= Aim of the exercise =
Here are some records. Copy each one exactly.

Start of Data in this exercise

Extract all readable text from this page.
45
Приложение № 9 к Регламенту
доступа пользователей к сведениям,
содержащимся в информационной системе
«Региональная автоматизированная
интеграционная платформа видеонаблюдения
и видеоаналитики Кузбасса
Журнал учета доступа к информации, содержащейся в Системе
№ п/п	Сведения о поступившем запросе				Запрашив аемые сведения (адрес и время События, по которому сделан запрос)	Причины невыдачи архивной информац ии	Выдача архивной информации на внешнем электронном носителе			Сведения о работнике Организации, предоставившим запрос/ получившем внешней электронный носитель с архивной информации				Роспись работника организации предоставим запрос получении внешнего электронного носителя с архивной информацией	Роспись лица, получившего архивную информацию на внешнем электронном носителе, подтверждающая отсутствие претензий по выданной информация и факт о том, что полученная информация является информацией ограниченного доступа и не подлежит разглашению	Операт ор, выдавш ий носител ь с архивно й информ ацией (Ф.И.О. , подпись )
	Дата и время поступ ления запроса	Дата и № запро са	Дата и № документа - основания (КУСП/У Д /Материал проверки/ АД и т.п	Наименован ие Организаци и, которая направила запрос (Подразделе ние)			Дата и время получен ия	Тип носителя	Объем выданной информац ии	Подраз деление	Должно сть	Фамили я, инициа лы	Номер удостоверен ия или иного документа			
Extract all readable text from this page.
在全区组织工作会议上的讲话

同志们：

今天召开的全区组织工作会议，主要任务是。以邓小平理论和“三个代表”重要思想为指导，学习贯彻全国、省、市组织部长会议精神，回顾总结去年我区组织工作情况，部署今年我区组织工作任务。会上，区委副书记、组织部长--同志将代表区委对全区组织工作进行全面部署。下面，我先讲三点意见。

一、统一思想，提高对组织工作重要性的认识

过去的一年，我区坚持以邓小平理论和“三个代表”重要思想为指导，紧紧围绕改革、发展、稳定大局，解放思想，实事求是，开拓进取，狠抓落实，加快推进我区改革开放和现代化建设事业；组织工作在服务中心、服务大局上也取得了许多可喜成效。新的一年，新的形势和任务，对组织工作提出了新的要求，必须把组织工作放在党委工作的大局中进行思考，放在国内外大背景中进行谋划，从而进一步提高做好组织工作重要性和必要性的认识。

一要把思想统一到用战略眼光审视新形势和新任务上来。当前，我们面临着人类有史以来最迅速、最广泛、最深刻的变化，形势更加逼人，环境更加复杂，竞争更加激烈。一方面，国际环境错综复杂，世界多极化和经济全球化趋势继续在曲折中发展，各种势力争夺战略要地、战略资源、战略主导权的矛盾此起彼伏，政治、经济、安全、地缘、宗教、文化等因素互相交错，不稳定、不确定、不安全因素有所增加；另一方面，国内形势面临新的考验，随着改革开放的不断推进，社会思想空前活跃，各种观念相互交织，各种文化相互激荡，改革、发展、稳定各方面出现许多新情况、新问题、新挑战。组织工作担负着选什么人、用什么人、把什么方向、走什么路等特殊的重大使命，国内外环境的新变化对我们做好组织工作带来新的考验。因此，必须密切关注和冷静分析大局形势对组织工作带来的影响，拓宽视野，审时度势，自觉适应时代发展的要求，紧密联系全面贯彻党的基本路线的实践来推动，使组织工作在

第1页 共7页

End of Data in this exercise

= Finished task =
Extract all readable text from this page.
45
Приложение № 9 к Регламенту
доступа пользователей к сведениям,
содержащимся в информационной системе
«Региональная автоматизированная
интеграционная платформа видеонаблюдения
и видеоаналитики Кузбасса
Журнал учета доступа к информации, содержащейся в Системе
№ п/п	Сведения о поступившем запросе				Запрашив аемые сведения (адрес и время События, по которому сделан запрос)	Причины невыдачи архивной информац ии	Выдача архивной информации на внешнем электронном носителе			Сведения о работнике Организации, предоставившим запрос/ получившем внешней электронный носитель с архивной информации				Роспись работника организации предоставим запрос получении внешнего электронного носителя с архивной информацией	Роспись лица, получившего архивную информацию на внешнем электронном носителе, подтверждающая отсутствие претензий по выданной информация и факт о том, что полученная информация является информацией ограниченного доступа и не подлежит разглашению	Операт ор, выдавш ий носител ь с архивно й информ ацией (Ф.И.О. , подпись )
	Дата и время поступ ления запроса	Дата и № запро са	Дата и № документа - основания (КУСП/У Д /Материал проверки/ АД и т.п	Наименован ие Организаци и, которая направила запрос (Подразделе ние)			Дата и время получен ия	Тип носителя	Объем выданной информац ии	Подраз деление	Должно сть	Фамили я, инициа лы	Номер удостоверен ия или иного документа			
Extract all readable text from this page.
在全区组织工作会议上的讲话

同志们：

今天召开的全区组织工作会议，主要任务是。以邓小平理论和“三个代表”重要思想为指导，学习贯彻全国、省、市组织部长会议精神，回顾总结去年我区组织工作情况，部署今年我区组织工作任务。会上，区委副书记、组织部长--同志将代表区委对全区组织工作进行全面部署。下面，我先讲三点意见。

一、统一思想，提高对组织工作重要性的认识

过去的一年，我区坚持以邓小平理论和“三个代表”重要思想为指导，紧紧围绕改革、发展、稳定大局，解放思想，实事求是，开拓进取，狠抓落实，加快推进我区改革开放和现代化建设事业；组织工作在服务中心、服务大局上也取得了许多可喜成效。新的一年，新的形势和任务，对组织工作提出了新的要求，必须把组织工作放在党委工作的大局中进行思考，放在国内外大背景中进行谋划，从而进一步提高做好组织工作重要性和必要性的认识。

一要把思想统一到用战略眼光审视新形势和新任务上来。当前，我们面临着人类有史以来最迅速、最广泛、最深刻的变化，形势更加逼人，环境更加复杂，竞争更加激烈。一方面，国际环境错综复杂，世界多极化和经济全球化趋势继续在曲折中发展，各种势力争夺战略要地、战略资源、战略主导权的矛盾此起彼伏，政治、经济、安全、地缘、宗教、文化等因素互相交错，不稳定、不确定、不安全因素有所增加；另一方面，国内形势面临新的考验，随着改革开放的不断推进，社会思想空前活跃，各种观念相互交织，各种文化相互激荡，改革、发展、稳定各方面出现许多新情况、新问题、新挑战。组织工作担负着选什么人、用什么人、把什么方向、走什么路等特殊的重大使命，国内外环境的新变化对我们做好组织工作带来新的考验。因此，必须密切关注和冷静分析大局形势对组织工作带来的影响，拓宽视野，审时度势，自觉适应时代发展的要求，紧密联系全面贯彻党的基本路线的实践来推动，使组织工作在

第1页 共7页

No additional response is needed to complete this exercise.